====== DATA LISTING
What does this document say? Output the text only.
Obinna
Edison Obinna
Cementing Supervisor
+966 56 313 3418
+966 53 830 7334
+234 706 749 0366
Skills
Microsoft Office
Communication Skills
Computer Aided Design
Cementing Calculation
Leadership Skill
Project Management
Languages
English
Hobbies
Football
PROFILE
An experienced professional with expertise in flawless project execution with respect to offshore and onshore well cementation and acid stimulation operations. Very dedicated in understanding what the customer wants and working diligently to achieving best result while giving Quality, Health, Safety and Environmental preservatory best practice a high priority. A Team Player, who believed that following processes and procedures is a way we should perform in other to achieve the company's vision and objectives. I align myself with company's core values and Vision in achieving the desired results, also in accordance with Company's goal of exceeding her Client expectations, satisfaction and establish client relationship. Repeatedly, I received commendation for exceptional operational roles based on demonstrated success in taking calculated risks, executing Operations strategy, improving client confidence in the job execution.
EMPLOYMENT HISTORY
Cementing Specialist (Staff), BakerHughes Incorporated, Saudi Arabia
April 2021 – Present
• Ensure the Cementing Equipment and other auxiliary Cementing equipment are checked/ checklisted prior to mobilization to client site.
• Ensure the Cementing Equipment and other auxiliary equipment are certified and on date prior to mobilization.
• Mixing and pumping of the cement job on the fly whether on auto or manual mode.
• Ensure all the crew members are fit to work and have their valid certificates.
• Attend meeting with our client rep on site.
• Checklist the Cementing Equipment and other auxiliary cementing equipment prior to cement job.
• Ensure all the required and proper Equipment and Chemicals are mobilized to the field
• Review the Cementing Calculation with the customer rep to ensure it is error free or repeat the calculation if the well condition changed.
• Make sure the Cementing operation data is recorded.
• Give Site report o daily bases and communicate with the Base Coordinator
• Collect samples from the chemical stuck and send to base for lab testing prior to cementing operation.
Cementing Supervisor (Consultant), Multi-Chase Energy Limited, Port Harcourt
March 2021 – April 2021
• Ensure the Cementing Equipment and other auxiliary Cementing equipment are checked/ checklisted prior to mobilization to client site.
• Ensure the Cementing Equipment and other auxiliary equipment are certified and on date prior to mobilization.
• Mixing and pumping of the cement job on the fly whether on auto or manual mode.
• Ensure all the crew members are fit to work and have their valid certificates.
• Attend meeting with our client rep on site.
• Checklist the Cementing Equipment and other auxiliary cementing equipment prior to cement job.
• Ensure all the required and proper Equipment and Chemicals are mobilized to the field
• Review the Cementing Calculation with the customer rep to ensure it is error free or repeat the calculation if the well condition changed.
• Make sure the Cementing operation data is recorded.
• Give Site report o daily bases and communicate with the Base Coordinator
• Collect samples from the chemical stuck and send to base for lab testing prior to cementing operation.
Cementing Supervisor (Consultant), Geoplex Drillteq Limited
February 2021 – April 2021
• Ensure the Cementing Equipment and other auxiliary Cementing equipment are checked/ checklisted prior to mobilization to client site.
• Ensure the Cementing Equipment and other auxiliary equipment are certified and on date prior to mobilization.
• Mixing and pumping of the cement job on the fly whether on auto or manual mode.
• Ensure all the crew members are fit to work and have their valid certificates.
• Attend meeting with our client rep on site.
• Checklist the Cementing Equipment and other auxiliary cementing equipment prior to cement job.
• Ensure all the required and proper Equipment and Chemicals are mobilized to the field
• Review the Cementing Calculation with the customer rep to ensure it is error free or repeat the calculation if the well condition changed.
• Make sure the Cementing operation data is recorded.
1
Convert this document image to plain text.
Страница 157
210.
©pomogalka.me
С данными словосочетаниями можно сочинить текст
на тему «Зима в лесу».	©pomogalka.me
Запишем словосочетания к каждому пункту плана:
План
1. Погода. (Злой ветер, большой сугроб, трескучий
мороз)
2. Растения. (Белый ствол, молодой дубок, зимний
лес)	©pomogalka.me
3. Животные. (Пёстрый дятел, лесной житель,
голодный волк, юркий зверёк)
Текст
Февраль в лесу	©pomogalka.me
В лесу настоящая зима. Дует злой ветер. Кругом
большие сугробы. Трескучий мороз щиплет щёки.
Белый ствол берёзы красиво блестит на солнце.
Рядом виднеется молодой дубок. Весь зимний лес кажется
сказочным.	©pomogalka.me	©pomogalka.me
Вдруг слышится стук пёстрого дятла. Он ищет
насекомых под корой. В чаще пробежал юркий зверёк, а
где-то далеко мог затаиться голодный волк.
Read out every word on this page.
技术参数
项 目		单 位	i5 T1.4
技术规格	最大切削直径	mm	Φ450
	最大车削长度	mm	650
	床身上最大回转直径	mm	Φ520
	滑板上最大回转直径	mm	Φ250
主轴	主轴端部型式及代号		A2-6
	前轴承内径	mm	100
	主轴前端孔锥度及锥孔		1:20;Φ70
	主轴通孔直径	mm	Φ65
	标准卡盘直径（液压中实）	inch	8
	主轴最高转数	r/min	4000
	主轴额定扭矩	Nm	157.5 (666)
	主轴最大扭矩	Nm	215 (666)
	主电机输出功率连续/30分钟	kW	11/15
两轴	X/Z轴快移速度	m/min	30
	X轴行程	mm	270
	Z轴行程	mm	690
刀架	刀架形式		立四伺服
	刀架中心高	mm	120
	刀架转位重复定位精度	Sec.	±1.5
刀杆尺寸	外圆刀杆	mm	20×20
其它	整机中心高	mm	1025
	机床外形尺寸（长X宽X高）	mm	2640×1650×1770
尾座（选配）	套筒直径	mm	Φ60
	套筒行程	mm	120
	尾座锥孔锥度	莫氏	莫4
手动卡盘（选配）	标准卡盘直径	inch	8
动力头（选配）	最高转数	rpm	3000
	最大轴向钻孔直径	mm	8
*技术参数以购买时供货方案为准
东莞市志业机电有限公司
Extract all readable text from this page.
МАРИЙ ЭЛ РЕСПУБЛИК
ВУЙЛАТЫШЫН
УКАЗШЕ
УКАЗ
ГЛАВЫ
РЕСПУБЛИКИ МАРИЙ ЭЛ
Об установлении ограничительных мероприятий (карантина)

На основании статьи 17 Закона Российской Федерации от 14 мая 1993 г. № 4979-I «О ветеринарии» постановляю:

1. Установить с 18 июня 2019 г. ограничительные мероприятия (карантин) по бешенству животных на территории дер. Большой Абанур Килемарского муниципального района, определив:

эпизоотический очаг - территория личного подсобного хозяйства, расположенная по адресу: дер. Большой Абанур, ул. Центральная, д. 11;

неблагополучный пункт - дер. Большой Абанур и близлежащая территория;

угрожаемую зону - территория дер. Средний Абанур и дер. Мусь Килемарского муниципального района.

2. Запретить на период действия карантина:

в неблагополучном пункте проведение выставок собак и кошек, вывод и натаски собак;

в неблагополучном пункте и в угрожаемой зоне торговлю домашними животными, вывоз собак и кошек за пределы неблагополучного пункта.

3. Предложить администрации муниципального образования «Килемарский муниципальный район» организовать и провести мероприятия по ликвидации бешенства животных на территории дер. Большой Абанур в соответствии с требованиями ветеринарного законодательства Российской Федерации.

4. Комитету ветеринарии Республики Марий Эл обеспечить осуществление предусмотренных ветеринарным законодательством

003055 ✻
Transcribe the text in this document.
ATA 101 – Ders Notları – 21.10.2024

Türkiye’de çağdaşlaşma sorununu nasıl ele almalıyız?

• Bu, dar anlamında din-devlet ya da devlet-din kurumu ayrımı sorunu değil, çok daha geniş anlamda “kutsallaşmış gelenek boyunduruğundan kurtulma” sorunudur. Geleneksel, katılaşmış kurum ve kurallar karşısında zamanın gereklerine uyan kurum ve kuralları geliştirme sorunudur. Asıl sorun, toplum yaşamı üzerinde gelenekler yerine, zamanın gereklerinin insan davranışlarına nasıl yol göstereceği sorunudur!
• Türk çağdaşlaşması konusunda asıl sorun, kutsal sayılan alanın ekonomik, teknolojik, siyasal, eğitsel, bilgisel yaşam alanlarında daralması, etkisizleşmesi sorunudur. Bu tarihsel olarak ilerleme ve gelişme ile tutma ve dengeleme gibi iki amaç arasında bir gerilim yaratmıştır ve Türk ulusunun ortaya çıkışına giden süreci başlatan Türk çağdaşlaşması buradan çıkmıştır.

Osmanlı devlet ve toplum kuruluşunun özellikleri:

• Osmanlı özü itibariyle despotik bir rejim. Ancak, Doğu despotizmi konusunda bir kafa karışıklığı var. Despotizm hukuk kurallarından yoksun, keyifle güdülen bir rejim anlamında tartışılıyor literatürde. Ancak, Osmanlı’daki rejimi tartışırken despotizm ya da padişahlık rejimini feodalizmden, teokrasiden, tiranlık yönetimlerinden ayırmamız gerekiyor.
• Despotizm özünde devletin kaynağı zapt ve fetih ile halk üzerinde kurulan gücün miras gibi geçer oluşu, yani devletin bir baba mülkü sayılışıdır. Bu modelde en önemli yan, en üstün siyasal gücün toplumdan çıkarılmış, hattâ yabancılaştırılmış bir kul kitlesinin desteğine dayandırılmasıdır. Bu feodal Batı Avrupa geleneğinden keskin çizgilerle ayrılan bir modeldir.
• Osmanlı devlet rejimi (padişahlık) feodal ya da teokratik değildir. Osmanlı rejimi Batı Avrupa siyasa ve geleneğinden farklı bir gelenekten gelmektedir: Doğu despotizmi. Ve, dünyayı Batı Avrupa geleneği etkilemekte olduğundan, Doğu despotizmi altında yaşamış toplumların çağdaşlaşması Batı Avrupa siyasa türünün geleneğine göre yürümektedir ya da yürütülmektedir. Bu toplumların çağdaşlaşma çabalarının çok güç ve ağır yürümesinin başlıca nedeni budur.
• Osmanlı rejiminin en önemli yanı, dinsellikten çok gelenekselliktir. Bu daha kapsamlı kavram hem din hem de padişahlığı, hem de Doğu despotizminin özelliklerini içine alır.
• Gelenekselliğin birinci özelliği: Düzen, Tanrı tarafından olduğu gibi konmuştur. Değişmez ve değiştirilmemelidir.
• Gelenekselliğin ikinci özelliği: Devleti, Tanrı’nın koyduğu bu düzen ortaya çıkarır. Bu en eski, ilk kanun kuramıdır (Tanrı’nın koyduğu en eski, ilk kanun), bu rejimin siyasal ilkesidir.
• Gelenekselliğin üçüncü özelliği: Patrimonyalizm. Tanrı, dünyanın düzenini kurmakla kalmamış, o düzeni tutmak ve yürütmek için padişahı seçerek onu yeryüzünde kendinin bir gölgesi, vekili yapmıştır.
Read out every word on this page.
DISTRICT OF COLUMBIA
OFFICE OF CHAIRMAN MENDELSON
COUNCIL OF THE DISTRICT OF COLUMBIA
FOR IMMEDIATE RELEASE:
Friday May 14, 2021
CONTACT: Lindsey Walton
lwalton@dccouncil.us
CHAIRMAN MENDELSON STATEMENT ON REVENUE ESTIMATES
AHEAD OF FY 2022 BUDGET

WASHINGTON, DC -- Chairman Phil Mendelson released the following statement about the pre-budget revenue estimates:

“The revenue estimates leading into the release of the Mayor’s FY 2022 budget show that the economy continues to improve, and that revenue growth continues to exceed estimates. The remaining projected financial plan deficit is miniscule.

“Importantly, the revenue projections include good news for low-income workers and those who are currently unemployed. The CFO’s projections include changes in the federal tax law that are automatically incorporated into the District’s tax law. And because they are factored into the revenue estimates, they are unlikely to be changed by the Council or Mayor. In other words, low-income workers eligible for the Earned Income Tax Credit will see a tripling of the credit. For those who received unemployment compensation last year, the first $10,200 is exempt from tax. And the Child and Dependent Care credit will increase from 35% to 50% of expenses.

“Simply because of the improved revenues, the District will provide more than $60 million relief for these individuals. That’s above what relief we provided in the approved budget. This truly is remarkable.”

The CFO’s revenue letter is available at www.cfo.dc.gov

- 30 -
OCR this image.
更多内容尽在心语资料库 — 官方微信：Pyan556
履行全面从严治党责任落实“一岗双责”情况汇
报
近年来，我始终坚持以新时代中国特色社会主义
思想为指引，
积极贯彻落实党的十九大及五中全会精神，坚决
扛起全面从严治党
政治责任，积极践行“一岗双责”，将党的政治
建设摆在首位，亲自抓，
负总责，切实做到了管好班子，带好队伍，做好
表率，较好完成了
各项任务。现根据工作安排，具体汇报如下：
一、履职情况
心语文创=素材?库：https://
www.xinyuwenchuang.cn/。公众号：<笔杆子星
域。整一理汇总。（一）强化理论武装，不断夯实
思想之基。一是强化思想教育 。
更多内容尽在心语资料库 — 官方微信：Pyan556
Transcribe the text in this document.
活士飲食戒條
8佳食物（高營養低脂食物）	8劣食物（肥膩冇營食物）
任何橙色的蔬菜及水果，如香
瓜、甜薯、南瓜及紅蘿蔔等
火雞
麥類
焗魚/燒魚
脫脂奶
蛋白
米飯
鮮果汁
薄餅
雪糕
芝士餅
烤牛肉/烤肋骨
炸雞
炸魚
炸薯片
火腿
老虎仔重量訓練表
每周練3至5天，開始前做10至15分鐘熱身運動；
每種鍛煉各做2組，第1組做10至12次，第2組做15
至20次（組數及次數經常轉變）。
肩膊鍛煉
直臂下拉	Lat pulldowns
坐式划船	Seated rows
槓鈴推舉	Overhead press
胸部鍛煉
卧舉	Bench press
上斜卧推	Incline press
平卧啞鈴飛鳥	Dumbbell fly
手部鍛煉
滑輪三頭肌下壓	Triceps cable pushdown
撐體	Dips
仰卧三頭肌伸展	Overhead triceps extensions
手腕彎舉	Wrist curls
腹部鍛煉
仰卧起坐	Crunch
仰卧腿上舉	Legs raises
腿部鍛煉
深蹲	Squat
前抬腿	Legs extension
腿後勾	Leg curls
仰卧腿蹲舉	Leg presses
============
#### DIRECTIVE
Select every line in the material above where the string "标准卡盘直径" occurs, and copy it.

#### EXERCISE RESULT
	标准卡盘直径（液压中实）	inch	8
手动卡盘（选配）	标准卡盘直径	inch	8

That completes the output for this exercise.